Exercise requirements:
Locate and copy each line in the data that contains the word "Features".

Provided entries:
++++++++++++++++++++
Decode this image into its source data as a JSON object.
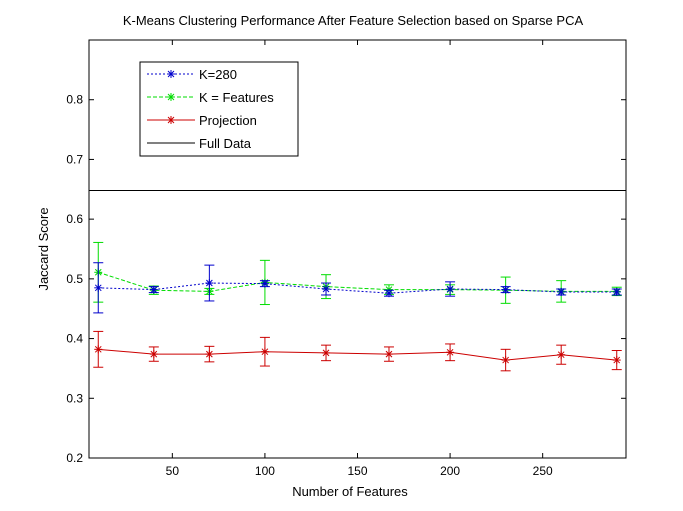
{
  "chart_data": {
    "type": "line",
    "title": "K-Means Clustering Performance After Feature Selection based on Sparse PCA",
    "xlabel": "Number of Features",
    "ylabel": "Jaccard Score",
    "xlim": [
      5,
      295
    ],
    "ylim": [
      0.2,
      0.9
    ],
    "xticks": [
      50,
      100,
      150,
      200,
      250
    ],
    "yticks": [
      0.2,
      0.3,
      0.4,
      0.5,
      0.6,
      0.7,
      0.8
    ],
    "grid": false,
    "legend_position": "top-left",
    "reference_lines": [
      {
        "name": "Full Data",
        "y": 0.648,
        "color": "#000000"
      }
    ],
    "series": [
      {
        "name": "K=280",
        "color": "#0000cc",
        "line_style": "dotted",
        "marker": "asterisk",
        "x": [
          10,
          40,
          70,
          100,
          133,
          167,
          200,
          230,
          260,
          290
        ],
        "y": [
          0.485,
          0.482,
          0.493,
          0.492,
          0.483,
          0.476,
          0.483,
          0.482,
          0.478,
          0.478
        ],
        "err": [
          0.042,
          0.005,
          0.03,
          0.005,
          0.01,
          0.005,
          0.012,
          0.005,
          0.005,
          0.005
        ]
      },
      {
        "name": "K = Features",
        "color": "#00dd00",
        "line_style": "dashed",
        "marker": "asterisk",
        "x": [
          10,
          40,
          70,
          100,
          133,
          167,
          200,
          230,
          260,
          290
        ],
        "y": [
          0.511,
          0.481,
          0.479,
          0.494,
          0.487,
          0.482,
          0.482,
          0.481,
          0.479,
          0.479
        ],
        "err": [
          0.05,
          0.007,
          0.005,
          0.037,
          0.02,
          0.008,
          0.008,
          0.022,
          0.018,
          0.007
        ]
      },
      {
        "name": "Projection",
        "color": "#cc0000",
        "line_style": "solid",
        "marker": "asterisk",
        "x": [
          10,
          40,
          70,
          100,
          133,
          167,
          200,
          230,
          260,
          290
        ],
        "y": [
          0.382,
          0.374,
          0.374,
          0.378,
          0.376,
          0.374,
          0.377,
          0.364,
          0.373,
          0.364
        ],
        "err": [
          0.03,
          0.012,
          0.013,
          0.024,
          0.013,
          0.012,
          0.014,
          0.018,
          0.016,
          0.016
        ]
      }
    ]
  }
}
++++++++++++++++++++
Task result:
    "xlabel": "Number of Features",
        "name": "K = Features",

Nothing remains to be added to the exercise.